[Collection entries]

>> Start

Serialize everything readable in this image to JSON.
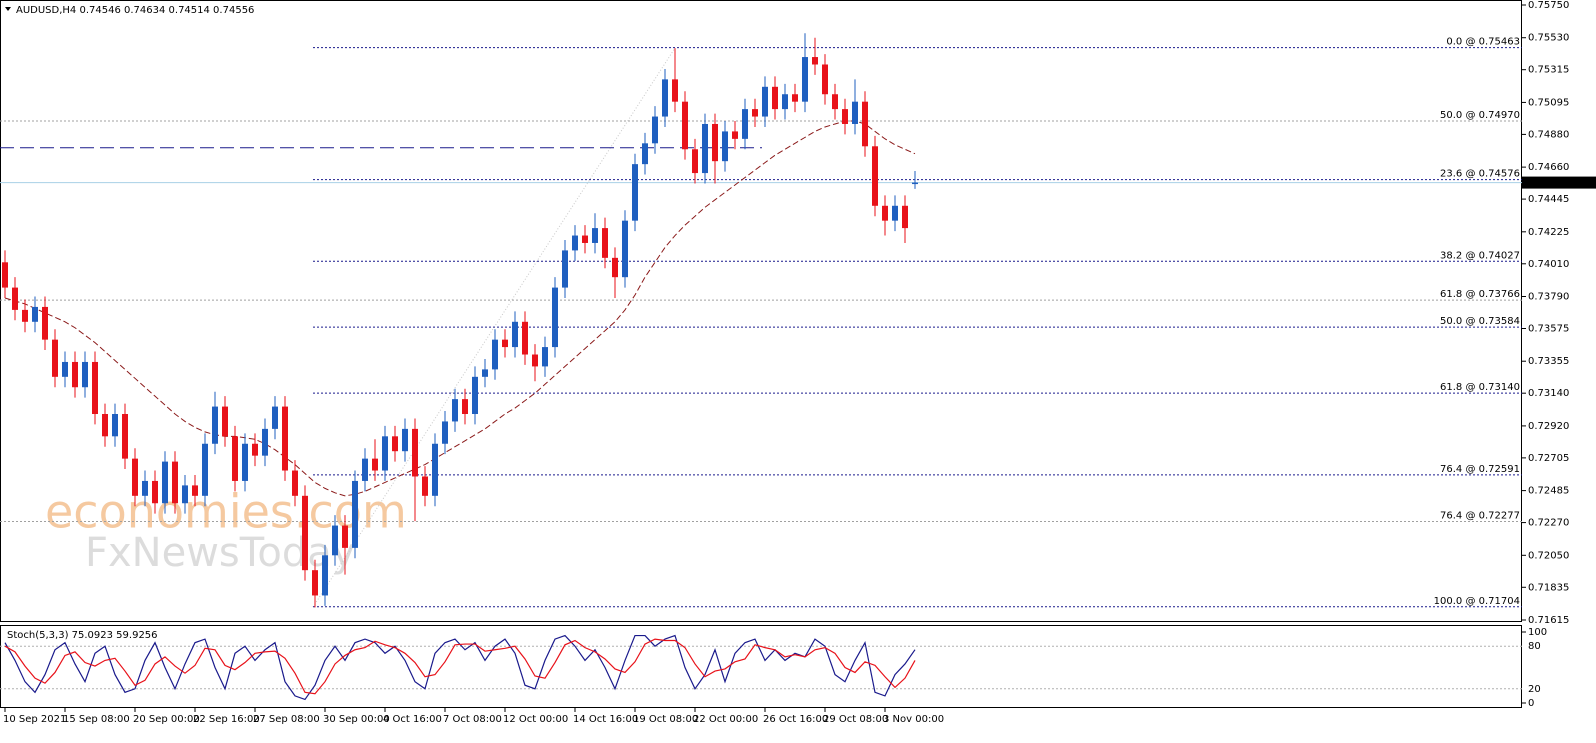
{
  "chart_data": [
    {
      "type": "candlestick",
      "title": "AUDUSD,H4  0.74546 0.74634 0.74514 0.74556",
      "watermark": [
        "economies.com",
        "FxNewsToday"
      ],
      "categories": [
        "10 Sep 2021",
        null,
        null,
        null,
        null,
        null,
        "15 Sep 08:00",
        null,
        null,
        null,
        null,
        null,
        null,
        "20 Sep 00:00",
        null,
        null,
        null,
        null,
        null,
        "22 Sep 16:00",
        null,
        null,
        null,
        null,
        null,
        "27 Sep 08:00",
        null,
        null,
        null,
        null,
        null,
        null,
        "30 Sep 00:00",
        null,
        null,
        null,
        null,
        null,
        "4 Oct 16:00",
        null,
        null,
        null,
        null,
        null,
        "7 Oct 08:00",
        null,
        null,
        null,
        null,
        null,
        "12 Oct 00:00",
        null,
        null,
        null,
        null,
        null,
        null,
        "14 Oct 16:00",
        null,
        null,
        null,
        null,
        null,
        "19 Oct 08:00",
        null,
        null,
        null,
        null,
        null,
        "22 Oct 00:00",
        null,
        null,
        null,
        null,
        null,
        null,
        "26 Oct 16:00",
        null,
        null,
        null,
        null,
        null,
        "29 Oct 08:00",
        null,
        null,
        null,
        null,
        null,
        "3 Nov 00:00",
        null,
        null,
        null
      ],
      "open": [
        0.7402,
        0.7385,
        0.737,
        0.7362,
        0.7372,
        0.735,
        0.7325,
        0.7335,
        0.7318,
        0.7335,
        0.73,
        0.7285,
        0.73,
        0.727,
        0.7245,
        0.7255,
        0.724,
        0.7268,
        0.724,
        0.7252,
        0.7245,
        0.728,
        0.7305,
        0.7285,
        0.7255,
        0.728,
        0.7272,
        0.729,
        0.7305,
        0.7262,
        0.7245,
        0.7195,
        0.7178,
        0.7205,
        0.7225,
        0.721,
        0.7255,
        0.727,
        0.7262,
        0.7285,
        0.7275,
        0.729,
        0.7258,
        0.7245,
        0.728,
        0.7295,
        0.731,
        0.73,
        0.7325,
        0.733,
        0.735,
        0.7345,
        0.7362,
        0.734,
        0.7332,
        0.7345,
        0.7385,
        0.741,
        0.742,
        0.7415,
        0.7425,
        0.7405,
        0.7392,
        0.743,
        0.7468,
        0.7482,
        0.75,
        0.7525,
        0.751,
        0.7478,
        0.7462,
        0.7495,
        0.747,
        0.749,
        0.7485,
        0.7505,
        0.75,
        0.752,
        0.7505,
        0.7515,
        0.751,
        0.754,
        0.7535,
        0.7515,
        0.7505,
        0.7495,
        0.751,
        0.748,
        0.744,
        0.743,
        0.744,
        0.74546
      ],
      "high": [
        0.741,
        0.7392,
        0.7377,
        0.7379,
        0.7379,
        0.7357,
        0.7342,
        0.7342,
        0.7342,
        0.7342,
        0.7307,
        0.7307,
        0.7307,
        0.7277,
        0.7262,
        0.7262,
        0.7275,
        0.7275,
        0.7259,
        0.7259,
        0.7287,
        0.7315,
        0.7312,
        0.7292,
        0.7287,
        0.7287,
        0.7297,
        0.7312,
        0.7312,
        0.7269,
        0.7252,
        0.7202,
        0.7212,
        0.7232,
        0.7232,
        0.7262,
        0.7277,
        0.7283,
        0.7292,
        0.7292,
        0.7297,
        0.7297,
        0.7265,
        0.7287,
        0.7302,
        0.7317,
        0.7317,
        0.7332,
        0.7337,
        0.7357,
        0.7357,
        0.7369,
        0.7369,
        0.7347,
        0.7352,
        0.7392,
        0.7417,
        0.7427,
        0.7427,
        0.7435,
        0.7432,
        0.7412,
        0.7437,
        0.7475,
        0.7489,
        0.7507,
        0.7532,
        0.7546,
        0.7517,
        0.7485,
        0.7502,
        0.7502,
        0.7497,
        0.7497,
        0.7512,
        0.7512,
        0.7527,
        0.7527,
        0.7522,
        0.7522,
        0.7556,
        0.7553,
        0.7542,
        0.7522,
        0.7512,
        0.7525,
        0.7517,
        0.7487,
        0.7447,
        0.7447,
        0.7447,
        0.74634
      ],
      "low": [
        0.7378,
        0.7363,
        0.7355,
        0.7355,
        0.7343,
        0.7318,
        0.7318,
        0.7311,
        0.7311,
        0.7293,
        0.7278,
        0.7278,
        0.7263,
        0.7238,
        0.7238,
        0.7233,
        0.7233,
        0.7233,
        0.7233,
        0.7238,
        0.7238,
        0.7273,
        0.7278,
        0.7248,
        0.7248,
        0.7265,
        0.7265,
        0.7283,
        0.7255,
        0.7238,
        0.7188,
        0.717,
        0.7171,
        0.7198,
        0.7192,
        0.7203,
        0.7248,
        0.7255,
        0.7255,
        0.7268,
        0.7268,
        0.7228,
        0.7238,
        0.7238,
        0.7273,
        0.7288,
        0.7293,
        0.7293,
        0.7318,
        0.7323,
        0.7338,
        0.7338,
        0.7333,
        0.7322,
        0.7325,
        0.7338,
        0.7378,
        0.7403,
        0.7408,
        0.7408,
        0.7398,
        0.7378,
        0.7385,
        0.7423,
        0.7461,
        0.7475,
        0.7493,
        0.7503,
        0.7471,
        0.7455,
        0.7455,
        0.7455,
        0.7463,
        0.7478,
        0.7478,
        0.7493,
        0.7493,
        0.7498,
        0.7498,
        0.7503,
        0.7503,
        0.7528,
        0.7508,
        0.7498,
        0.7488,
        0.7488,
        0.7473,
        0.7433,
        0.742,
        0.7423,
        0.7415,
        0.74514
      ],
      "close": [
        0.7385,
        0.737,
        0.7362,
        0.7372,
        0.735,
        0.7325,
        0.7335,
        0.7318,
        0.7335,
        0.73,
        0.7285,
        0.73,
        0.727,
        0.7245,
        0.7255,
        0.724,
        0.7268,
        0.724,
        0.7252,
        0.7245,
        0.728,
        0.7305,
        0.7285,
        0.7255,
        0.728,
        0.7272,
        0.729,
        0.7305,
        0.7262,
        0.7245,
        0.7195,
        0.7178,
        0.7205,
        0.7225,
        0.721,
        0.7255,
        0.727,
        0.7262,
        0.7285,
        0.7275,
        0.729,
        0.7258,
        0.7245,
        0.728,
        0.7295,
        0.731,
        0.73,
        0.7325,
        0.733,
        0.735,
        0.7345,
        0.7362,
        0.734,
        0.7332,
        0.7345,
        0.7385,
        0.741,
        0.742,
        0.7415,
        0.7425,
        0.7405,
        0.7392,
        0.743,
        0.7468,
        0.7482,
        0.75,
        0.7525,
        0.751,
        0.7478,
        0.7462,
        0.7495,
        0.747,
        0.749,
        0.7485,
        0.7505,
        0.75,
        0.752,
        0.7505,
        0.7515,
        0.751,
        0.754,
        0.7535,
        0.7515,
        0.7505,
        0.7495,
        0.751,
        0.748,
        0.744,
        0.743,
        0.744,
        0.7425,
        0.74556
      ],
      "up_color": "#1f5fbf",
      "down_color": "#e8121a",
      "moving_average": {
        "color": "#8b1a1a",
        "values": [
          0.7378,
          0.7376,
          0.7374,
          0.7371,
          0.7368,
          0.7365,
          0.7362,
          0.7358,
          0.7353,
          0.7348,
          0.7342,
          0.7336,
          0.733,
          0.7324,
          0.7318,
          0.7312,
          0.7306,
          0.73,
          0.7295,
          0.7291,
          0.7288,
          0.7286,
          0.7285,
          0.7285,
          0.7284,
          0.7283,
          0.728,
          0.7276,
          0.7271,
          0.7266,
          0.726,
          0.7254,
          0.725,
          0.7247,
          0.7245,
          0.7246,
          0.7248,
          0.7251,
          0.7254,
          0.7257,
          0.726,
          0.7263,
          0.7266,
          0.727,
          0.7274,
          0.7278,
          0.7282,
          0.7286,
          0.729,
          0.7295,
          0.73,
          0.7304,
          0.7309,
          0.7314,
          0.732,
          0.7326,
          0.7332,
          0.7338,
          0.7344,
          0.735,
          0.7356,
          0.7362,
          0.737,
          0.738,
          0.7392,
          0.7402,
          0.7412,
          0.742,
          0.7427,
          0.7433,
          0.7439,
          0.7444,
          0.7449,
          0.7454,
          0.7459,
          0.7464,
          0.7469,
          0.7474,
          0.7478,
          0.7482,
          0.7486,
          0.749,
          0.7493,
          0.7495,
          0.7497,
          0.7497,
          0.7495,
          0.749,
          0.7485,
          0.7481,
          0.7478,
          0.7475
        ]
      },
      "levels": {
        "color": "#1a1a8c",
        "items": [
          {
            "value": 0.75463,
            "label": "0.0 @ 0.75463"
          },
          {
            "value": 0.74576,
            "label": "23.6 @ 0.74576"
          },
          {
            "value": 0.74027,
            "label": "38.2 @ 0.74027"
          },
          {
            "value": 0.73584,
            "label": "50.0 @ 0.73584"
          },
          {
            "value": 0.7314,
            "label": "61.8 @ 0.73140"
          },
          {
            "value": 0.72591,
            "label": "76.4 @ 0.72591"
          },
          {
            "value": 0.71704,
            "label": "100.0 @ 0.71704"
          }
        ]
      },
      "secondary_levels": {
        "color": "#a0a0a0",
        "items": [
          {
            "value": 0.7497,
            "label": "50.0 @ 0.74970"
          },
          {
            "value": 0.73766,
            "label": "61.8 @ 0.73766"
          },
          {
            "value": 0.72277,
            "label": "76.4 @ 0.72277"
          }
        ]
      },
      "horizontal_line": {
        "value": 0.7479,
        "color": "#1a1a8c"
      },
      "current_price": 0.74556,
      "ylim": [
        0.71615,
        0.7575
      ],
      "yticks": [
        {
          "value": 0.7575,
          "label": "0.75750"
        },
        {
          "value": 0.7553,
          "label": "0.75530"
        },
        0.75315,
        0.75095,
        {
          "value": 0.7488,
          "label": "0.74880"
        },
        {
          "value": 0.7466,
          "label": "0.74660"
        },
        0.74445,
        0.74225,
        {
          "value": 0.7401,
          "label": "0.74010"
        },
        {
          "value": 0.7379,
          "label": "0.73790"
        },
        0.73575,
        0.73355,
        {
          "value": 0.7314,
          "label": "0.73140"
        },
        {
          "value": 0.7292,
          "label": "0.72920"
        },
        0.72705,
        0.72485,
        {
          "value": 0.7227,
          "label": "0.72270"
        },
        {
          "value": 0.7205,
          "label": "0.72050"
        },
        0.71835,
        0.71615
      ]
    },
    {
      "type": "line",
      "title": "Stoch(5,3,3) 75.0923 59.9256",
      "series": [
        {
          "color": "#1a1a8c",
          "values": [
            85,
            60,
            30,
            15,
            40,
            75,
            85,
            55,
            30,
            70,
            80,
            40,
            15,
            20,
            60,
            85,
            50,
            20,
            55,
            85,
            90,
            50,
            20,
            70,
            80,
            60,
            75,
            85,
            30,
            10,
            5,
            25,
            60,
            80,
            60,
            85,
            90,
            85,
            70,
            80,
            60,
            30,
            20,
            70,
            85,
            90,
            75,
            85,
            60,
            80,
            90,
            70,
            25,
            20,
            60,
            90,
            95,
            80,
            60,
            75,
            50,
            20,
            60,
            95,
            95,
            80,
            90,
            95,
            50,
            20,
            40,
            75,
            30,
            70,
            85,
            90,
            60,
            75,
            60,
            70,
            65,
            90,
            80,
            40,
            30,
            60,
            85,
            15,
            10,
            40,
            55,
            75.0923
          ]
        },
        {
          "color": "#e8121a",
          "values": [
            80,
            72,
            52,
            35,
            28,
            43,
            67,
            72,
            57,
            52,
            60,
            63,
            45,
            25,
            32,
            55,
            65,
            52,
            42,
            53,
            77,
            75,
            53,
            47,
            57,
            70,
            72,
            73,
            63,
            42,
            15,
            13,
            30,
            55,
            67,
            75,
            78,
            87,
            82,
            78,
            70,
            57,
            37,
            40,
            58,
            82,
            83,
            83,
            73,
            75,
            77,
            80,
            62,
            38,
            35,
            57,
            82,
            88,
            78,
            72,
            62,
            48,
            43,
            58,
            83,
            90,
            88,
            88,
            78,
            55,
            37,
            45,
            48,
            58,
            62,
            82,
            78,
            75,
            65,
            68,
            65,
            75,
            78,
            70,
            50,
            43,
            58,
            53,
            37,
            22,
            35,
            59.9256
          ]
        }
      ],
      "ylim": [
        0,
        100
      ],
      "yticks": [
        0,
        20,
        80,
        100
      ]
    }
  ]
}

>> End

## Task to complete:
Search the data above for the string "title" and copy each line that has it.

## Correct answer:
      "title": "AUDUSD,H4  0.74546 0.74634 0.74514 0.74556",
      "title": "Stoch(5,3,3) 75.0923 59.9256",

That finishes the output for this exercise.